::: DATA FOR THIS EXERCISE
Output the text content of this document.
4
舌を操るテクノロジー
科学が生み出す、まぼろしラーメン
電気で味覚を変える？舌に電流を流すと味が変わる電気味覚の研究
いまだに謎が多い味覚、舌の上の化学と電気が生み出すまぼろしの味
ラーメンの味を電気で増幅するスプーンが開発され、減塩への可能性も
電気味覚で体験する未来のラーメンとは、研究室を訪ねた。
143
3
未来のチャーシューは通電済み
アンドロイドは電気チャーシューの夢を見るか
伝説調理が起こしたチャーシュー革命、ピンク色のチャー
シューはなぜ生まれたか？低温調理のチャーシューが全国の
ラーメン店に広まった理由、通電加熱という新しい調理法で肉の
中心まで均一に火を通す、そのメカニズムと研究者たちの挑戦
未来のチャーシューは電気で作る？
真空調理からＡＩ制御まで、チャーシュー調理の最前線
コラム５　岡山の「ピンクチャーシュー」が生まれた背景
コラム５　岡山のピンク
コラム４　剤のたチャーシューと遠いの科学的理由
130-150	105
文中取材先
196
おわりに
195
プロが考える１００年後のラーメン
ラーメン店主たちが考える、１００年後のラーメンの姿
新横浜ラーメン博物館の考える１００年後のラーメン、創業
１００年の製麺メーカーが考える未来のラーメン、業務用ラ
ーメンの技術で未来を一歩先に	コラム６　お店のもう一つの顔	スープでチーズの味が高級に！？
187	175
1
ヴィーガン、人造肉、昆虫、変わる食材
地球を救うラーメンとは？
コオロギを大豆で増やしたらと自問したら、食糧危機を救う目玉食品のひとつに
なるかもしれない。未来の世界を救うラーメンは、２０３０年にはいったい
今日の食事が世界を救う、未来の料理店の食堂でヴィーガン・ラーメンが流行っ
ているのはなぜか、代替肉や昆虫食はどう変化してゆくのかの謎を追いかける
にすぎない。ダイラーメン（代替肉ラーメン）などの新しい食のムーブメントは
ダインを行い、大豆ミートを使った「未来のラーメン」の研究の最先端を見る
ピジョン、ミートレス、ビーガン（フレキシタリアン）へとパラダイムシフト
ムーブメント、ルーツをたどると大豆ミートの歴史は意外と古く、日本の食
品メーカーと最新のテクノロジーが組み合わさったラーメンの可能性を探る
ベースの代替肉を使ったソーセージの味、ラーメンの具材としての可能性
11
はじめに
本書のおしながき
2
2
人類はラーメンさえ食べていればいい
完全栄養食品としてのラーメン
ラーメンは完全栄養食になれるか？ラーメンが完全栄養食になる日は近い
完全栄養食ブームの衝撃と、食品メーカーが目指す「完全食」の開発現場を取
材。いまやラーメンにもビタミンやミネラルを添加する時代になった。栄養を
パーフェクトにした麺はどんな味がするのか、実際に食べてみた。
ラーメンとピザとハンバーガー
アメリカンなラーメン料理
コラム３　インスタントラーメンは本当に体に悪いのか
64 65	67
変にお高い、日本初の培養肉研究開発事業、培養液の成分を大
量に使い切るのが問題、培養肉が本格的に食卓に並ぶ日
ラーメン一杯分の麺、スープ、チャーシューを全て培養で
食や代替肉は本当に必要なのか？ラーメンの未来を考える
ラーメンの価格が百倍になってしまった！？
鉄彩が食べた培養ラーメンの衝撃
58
::::::
::: DATA FOR THIS EXERCISE
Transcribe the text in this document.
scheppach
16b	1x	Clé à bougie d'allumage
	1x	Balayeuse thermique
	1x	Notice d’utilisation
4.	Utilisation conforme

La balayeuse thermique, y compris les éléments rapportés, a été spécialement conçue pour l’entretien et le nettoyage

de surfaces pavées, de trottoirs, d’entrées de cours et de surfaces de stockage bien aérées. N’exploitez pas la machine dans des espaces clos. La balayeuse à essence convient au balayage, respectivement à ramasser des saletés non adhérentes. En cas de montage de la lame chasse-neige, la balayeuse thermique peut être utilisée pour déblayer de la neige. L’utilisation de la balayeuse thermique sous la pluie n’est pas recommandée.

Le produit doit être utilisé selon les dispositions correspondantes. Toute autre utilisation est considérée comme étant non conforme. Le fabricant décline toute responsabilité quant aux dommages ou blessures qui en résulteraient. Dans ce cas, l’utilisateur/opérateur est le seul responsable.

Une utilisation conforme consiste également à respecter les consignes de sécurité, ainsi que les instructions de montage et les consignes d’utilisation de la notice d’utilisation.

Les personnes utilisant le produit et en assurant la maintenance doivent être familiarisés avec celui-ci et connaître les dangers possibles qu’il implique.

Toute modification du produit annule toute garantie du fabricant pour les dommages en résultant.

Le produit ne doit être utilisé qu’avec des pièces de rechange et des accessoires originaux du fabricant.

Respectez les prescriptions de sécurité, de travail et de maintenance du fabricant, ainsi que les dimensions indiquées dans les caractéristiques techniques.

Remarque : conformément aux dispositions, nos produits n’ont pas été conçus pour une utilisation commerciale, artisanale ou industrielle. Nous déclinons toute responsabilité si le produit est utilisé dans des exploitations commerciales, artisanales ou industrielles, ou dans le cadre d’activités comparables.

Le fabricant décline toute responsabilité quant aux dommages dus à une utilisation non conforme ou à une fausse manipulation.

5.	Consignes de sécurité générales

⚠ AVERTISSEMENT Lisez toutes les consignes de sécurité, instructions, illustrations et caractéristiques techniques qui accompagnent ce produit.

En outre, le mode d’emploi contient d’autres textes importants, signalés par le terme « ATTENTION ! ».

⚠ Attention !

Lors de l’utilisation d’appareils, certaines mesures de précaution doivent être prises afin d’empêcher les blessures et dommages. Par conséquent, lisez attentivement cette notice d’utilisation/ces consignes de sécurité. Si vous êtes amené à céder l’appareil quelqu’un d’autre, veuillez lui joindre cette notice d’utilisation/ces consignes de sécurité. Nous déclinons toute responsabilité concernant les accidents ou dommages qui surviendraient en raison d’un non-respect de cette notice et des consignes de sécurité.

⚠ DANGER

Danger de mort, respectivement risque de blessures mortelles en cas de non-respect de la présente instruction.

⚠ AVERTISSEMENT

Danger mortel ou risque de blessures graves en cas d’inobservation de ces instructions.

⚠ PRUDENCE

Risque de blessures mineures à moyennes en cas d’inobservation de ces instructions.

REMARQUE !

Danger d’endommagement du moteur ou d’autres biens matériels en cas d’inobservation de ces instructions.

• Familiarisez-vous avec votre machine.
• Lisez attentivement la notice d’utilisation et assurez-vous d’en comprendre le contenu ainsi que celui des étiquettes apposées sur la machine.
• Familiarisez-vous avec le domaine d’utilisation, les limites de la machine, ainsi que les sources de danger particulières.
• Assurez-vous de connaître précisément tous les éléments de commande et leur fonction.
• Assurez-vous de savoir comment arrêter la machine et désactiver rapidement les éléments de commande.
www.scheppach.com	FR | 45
::::::
▶ _PROBLEM REQUIREMENTS_
Where a line above contains the string "celui", copy that line.

▶ _RESULT OF THE TASK_
Les personnes utilisant le produit et en assurant la maintenance doivent être familiarisés avec celui-ci et connaître les dangers possibles qu’il implique.
• Lisez attentivement la notice d’utilisation et assurez-vous d’en comprendre le contenu ainsi que celui des étiquettes apposées sur la machine.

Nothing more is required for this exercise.